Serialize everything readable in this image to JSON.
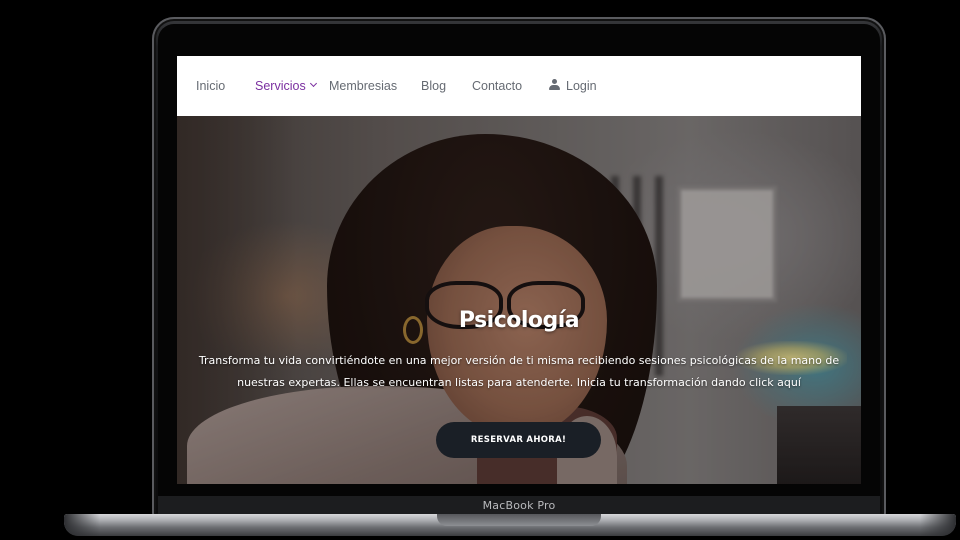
{
  "device": {
    "label": "MacBook Pro"
  },
  "nav": {
    "items": [
      {
        "label": "Inicio",
        "active": false
      },
      {
        "label": "Servicios",
        "active": true,
        "has_dropdown": true
      },
      {
        "label": "Membresias",
        "active": false
      },
      {
        "label": "Blog",
        "active": false
      },
      {
        "label": "Contacto",
        "active": false
      }
    ],
    "login_label": "Login",
    "login_icon": "user-icon"
  },
  "hero": {
    "title": "Psicología",
    "text_line1": "Transforma tu vida convirtiéndote en una mejor versión de ti misma recibiendo sesiones psicológicas de la mano de",
    "text_line2": "nuestras expertas. Ellas se encuentran listas para atenderte. Inicia tu transformación dando click aquí",
    "button_label": "RESERVAR AHORA!"
  },
  "colors": {
    "accent": "#7b2fa0",
    "nav_text": "#666b73",
    "button_bg": "#1a1f26"
  }
}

________________

- **Task statement**
Pictures don't belong in the copy. Restate all the entries exactly.

- **Task response**
Serialize everything readable in this image to JSON.
{
  "device": {
    "label": "MacBook Pro"
  },
  "nav": {
    "items": [
      {
        "label": "Inicio",
        "active": false
      },
      {
        "label": "Servicios",
        "active": true,
        "has_dropdown": true
      },
      {
        "label": "Membresias",
        "active": false
      },
      {
        "label": "Blog",
        "active": false
      },
      {
        "label": "Contacto",
        "active": false
      }
    ],
    "login_label": "Login",
    "login_icon": "user-icon"
  },
  "hero": {
    "title": "Psicología",
    "text_line1": "Transforma tu vida convirtiéndote en una mejor versión de ti misma recibiendo sesiones psicológicas de la mano de",
    "text_line2": "nuestras expertas. Ellas se encuentran listas para atenderte. Inicia tu transformación dando click aquí",
    "button_label": "RESERVAR AHORA!"
  },
  "colors": {
    "accent": "#7b2fa0",
    "nav_text": "#666b73",
    "button_bg": "#1a1f26"
  }
}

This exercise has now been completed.